_To be done_: Could you copy every line from the material below in which "Searches" appears?

>>>>

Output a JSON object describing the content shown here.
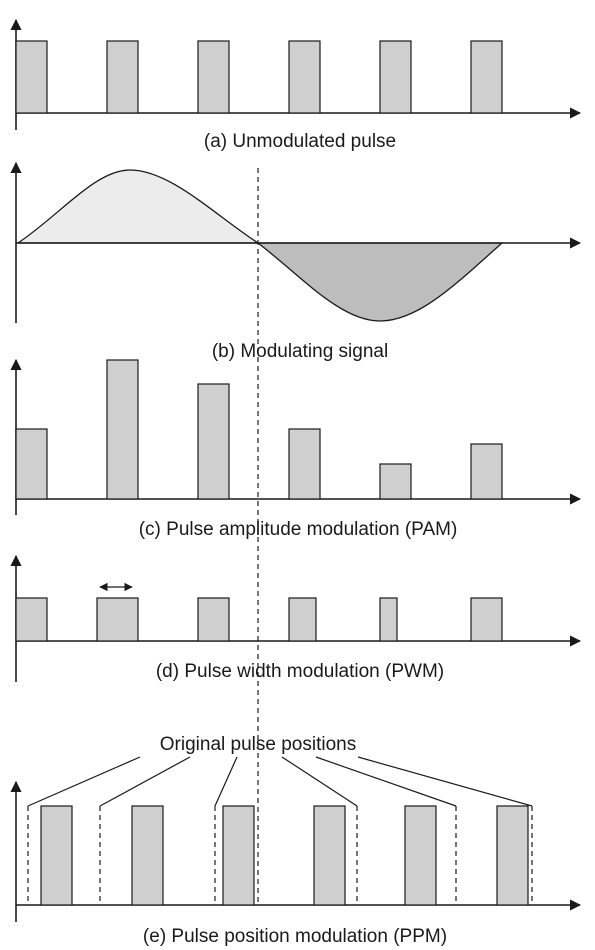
{
  "panels": {
    "a": {
      "caption": "(a) Unmodulated pulse"
    },
    "b": {
      "caption": "(b) Modulating  signal"
    },
    "c": {
      "caption": "(c) Pulse amplitude modulation  (PAM)"
    },
    "d": {
      "caption": "(d) Pulse width modulation (PWM)"
    },
    "e": {
      "caption": "(e) Pulse position modulation (PPM)",
      "annotation": "Original pulse positions"
    }
  },
  "colors": {
    "pulse_fill": "#cfcfcf",
    "positive_lobe_fill": "#ececec",
    "negative_lobe_fill": "#bdbdbd",
    "stroke": "#1a1a1a"
  }
}
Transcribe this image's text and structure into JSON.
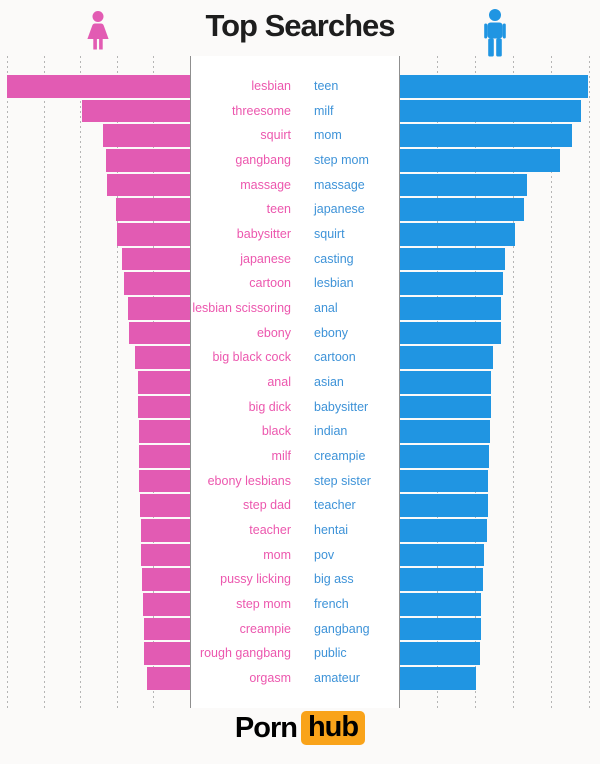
{
  "title": "Top Searches",
  "header": {
    "female_icon": "woman pictogram",
    "male_icon": "man pictogram"
  },
  "footer": {
    "logo_part_1": "Porn",
    "logo_part_2": "hub"
  },
  "colors": {
    "female_bar": "#e25bb3",
    "female_text": "#ec57ae",
    "male_bar": "#2095e2",
    "male_text": "#3e93d8",
    "logo_orange": "#f9a31a",
    "title_text": "#1e1e1e",
    "gridline": "#b5b5b5",
    "panel_border": "#8f8f8f"
  },
  "chart_data": {
    "type": "bar",
    "orientation": "horizontal-mirrored",
    "title": "Top Searches",
    "grid": "dotted vertical gridlines, 5 intervals per side",
    "legend_position": "icons above each side (woman = left/pink, man = right/blue)",
    "axis_note": "no numeric axis shown; values are bar lengths as % of the longest bar on each side",
    "xlim_pct": [
      0,
      100
    ],
    "series": [
      {
        "name": "women",
        "side": "left",
        "color": "#e25bb3",
        "categories": [
          "lesbian",
          "threesome",
          "squirt",
          "gangbang",
          "massage",
          "teen",
          "babysitter",
          "japanese",
          "cartoon",
          "lesbian scissoring",
          "ebony",
          "big black cock",
          "anal",
          "big dick",
          "black",
          "milf",
          "ebony lesbians",
          "step dad",
          "teacher",
          "mom",
          "pussy licking",
          "step mom",
          "creampie",
          "rough gangbang",
          "orgasm"
        ],
        "values_pct_of_max": [
          100,
          59,
          47.5,
          46,
          45.5,
          40.5,
          40,
          37,
          36,
          34,
          33.5,
          30,
          28.5,
          28.5,
          28,
          28,
          28,
          27.5,
          27,
          27,
          26,
          25.5,
          25,
          25,
          23.5
        ]
      },
      {
        "name": "men",
        "side": "right",
        "color": "#2095e2",
        "categories": [
          "teen",
          "milf",
          "mom",
          "step mom",
          "massage",
          "japanese",
          "squirt",
          "casting",
          "lesbian",
          "anal",
          "ebony",
          "cartoon",
          "asian",
          "babysitter",
          "indian",
          "creampie",
          "step sister",
          "teacher",
          "hentai",
          "pov",
          "big ass",
          "french",
          "gangbang",
          "public",
          "amateur"
        ],
        "values_pct_of_max": [
          100,
          96,
          91.5,
          85,
          67.5,
          66,
          61,
          56,
          55,
          53.5,
          53.5,
          49.5,
          48.5,
          48.5,
          48,
          47.5,
          47,
          47,
          46.5,
          44.5,
          44,
          43,
          43,
          42.5,
          40.5
        ]
      }
    ]
  }
}
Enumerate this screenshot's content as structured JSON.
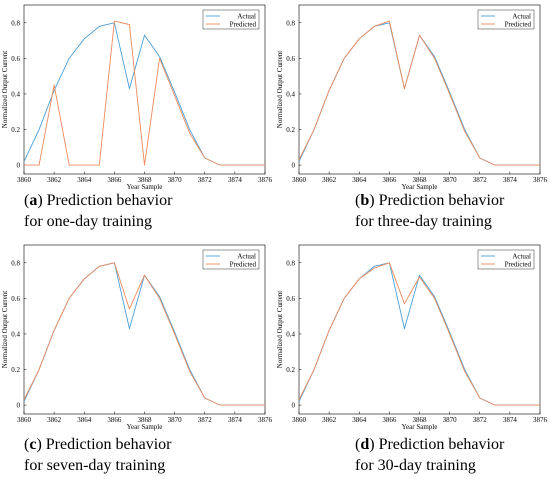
{
  "colors": {
    "actual": "#4a9fd6",
    "predicted": "#ef8a5b"
  },
  "chart_data": [
    {
      "type": "line",
      "caption_letter": "a",
      "caption_rest1": " Prediction behavior",
      "caption_line2": "for one-day training",
      "xlabel": "Year Sample",
      "ylabel": "Normalized Output Current",
      "xlim": [
        3860,
        3876
      ],
      "ylim": [
        -0.05,
        0.9
      ],
      "x_ticks": [
        "3860",
        "3862",
        "3864",
        "3866",
        "3868",
        "3870",
        "3872",
        "3874",
        "3876"
      ],
      "y_ticks": [
        "0",
        "0.2",
        "0.4",
        "0.6",
        "0.8"
      ],
      "legend_position": "top-right",
      "grid": false,
      "x": [
        3860,
        3861,
        3862,
        3863,
        3864,
        3865,
        3866,
        3867,
        3868,
        3869,
        3870,
        3871,
        3872,
        3873,
        3874,
        3875,
        3876
      ],
      "series": [
        {
          "name": "Actual",
          "values": [
            0.02,
            0.2,
            0.42,
            0.6,
            0.71,
            0.78,
            0.8,
            0.43,
            0.73,
            0.61,
            0.41,
            0.2,
            0.04,
            0.0,
            0.0,
            0.0,
            0.0
          ]
        },
        {
          "name": "Predicted",
          "values": [
            0.0,
            0.0,
            0.45,
            0.0,
            0.0,
            0.0,
            0.81,
            0.79,
            0.0,
            0.6,
            0.39,
            0.18,
            0.04,
            0.0,
            0.0,
            0.0,
            0.0
          ]
        }
      ]
    },
    {
      "type": "line",
      "caption_letter": "b",
      "caption_rest1": " Prediction behavior",
      "caption_line2": "for three-day training",
      "xlabel": "Year Sample",
      "ylabel": "Normalized Output Current",
      "xlim": [
        3860,
        3876
      ],
      "ylim": [
        -0.05,
        0.9
      ],
      "x_ticks": [
        "3860",
        "3862",
        "3864",
        "3866",
        "3868",
        "3870",
        "3872",
        "3874",
        "3876"
      ],
      "y_ticks": [
        "0",
        "0.2",
        "0.4",
        "0.6",
        "0.8"
      ],
      "legend_position": "top-right",
      "grid": false,
      "x": [
        3860,
        3861,
        3862,
        3863,
        3864,
        3865,
        3866,
        3867,
        3868,
        3869,
        3870,
        3871,
        3872,
        3873,
        3874,
        3875,
        3876
      ],
      "series": [
        {
          "name": "Actual",
          "values": [
            0.02,
            0.2,
            0.42,
            0.6,
            0.71,
            0.78,
            0.8,
            0.43,
            0.73,
            0.61,
            0.41,
            0.2,
            0.04,
            0.0,
            0.0,
            0.0,
            0.0
          ]
        },
        {
          "name": "Predicted",
          "values": [
            0.03,
            0.2,
            0.42,
            0.6,
            0.71,
            0.78,
            0.81,
            0.43,
            0.73,
            0.6,
            0.4,
            0.19,
            0.04,
            0.0,
            0.0,
            0.0,
            0.0
          ]
        }
      ]
    },
    {
      "type": "line",
      "caption_letter": "c",
      "caption_rest1": " Prediction behavior",
      "caption_line2": "for seven-day training",
      "xlabel": "Year Sample",
      "ylabel": "Normalized Output Current",
      "xlim": [
        3860,
        3876
      ],
      "ylim": [
        -0.05,
        0.9
      ],
      "x_ticks": [
        "3860",
        "3862",
        "3864",
        "3866",
        "3868",
        "3870",
        "3872",
        "3874",
        "3876"
      ],
      "y_ticks": [
        "0",
        "0.2",
        "0.4",
        "0.6",
        "0.8"
      ],
      "legend_position": "top-right",
      "grid": false,
      "x": [
        3860,
        3861,
        3862,
        3863,
        3864,
        3865,
        3866,
        3867,
        3868,
        3869,
        3870,
        3871,
        3872,
        3873,
        3874,
        3875,
        3876
      ],
      "series": [
        {
          "name": "Actual",
          "values": [
            0.02,
            0.2,
            0.42,
            0.6,
            0.71,
            0.78,
            0.8,
            0.43,
            0.73,
            0.61,
            0.41,
            0.2,
            0.04,
            0.0,
            0.0,
            0.0,
            0.0
          ]
        },
        {
          "name": "Predicted",
          "values": [
            0.03,
            0.2,
            0.42,
            0.6,
            0.71,
            0.78,
            0.8,
            0.54,
            0.73,
            0.6,
            0.4,
            0.19,
            0.04,
            0.0,
            0.0,
            0.0,
            0.0
          ]
        }
      ]
    },
    {
      "type": "line",
      "caption_letter": "d",
      "caption_rest1": " Prediction behavior",
      "caption_line2": "for 30-day training",
      "xlabel": "Year Sample",
      "ylabel": "Normalized Output Current",
      "xlim": [
        3860,
        3876
      ],
      "ylim": [
        -0.05,
        0.9
      ],
      "x_ticks": [
        "3860",
        "3862",
        "3864",
        "3866",
        "3868",
        "3870",
        "3872",
        "3874",
        "3876"
      ],
      "y_ticks": [
        "0",
        "0.2",
        "0.4",
        "0.6",
        "0.8"
      ],
      "legend_position": "top-right",
      "grid": false,
      "x": [
        3860,
        3861,
        3862,
        3863,
        3864,
        3865,
        3866,
        3867,
        3868,
        3869,
        3870,
        3871,
        3872,
        3873,
        3874,
        3875,
        3876
      ],
      "series": [
        {
          "name": "Actual",
          "values": [
            0.02,
            0.2,
            0.42,
            0.6,
            0.71,
            0.78,
            0.8,
            0.43,
            0.73,
            0.61,
            0.41,
            0.2,
            0.04,
            0.0,
            0.0,
            0.0,
            0.0
          ]
        },
        {
          "name": "Predicted",
          "values": [
            0.03,
            0.2,
            0.42,
            0.6,
            0.71,
            0.77,
            0.8,
            0.57,
            0.72,
            0.6,
            0.4,
            0.19,
            0.04,
            0.0,
            0.0,
            0.0,
            0.0
          ]
        }
      ]
    }
  ]
}
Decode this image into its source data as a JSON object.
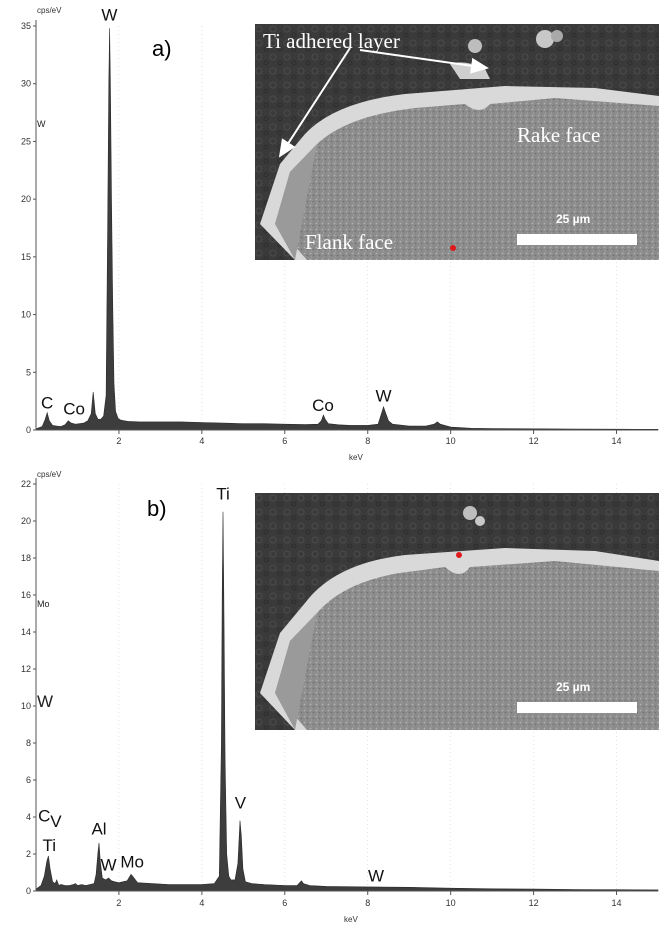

<<<<

_Output for this task_:
  "title": "Top Searches",
    "title": "Top Searches",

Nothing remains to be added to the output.